▶ _AIM_: Each record below should be repeated precisely as written.

---- RECORDED INFORMATION

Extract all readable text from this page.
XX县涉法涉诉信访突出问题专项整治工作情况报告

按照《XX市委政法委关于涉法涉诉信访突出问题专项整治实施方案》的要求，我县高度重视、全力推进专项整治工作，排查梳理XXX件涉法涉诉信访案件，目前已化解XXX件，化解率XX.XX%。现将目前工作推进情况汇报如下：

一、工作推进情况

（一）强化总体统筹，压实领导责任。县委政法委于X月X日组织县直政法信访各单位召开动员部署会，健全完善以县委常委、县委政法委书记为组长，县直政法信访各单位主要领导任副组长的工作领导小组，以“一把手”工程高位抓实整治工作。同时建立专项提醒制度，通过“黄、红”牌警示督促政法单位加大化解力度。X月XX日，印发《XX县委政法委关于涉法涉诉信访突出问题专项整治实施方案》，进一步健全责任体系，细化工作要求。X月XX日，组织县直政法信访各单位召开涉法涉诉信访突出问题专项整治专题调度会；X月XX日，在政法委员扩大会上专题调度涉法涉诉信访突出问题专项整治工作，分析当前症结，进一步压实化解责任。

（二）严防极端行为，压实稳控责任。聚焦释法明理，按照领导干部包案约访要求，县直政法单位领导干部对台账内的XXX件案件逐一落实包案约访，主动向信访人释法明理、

--------

▶ _RESPONSE FOR THIS EXERCISE_:
Extract all readable text from this page.
XX县涉法涉诉信访突出问题专项整治工作情况报告

按照《XX市委政法委关于涉法涉诉信访突出问题专项整治实施方案》的要求，我县高度重视、全力推进专项整治工作，排查梳理XXX件涉法涉诉信访案件，目前已化解XXX件，化解率XX.XX%。现将目前工作推进情况汇报如下：

一、工作推进情况

（一）强化总体统筹，压实领导责任。县委政法委于X月X日组织县直政法信访各单位召开动员部署会，健全完善以县委常委、县委政法委书记为组长，县直政法信访各单位主要领导任副组长的工作领导小组，以“一把手”工程高位抓实整治工作。同时建立专项提醒制度，通过“黄、红”牌警示督促政法单位加大化解力度。X月XX日，印发《XX县委政法委关于涉法涉诉信访突出问题专项整治实施方案》，进一步健全责任体系，细化工作要求。X月XX日，组织县直政法信访各单位召开涉法涉诉信访突出问题专项整治专题调度会；X月XX日，在政法委员扩大会上专题调度涉法涉诉信访突出问题专项整治工作，分析当前症结，进一步压实化解责任。

（二）严防极端行为，压实稳控责任。聚焦释法明理，按照领导干部包案约访要求，县直政法单位领导干部对台账内的XXX件案件逐一落实包案约访，主动向信访人释法明理、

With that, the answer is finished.